— Start THE DATA —

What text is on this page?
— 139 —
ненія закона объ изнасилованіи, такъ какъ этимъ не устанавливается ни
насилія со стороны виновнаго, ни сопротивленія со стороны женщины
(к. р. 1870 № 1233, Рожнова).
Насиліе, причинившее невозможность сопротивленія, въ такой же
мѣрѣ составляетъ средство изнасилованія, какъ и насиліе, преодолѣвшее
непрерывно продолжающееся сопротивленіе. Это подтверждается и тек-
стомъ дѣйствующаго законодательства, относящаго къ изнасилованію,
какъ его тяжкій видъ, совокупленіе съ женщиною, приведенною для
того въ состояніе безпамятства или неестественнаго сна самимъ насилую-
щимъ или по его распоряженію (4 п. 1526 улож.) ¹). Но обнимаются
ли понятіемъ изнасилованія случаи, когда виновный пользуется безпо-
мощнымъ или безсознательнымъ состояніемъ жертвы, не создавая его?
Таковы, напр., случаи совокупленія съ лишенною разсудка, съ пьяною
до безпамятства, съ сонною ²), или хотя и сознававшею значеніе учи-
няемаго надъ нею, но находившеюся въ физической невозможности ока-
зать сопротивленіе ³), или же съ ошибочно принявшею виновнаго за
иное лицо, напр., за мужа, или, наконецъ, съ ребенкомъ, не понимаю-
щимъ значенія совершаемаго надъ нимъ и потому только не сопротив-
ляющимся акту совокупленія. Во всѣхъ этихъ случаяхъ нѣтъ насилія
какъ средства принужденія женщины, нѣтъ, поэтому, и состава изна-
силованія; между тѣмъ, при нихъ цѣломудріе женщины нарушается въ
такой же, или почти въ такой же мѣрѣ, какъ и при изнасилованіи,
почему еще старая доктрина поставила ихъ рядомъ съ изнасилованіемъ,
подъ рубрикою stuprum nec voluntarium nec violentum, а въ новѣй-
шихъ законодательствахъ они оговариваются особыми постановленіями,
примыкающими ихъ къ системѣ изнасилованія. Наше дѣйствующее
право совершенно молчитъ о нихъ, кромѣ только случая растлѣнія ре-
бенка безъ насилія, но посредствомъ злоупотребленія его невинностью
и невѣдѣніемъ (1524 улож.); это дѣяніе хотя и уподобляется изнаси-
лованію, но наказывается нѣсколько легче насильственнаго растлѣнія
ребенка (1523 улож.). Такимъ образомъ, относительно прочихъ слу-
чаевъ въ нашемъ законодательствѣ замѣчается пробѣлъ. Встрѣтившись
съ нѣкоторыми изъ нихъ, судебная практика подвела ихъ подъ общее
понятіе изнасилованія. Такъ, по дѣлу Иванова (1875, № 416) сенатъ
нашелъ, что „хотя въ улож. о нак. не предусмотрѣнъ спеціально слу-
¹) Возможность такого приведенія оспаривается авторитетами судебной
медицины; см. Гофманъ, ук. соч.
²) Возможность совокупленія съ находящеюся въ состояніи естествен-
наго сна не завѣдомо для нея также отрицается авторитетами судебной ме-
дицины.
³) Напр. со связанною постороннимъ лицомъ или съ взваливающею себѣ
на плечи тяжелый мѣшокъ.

— End THE DATA —

_INSTRUCTIONS TO FOLLOW_
From the entries above, copy every line that holds the word "изнасилованіи".

_FINISHED EXERCISE_
ненія закона объ изнасилованіи, такъ какъ этимъ не устанавливается ни
такой же, или почти въ такой же мѣрѣ, какъ и при изнасилованіи,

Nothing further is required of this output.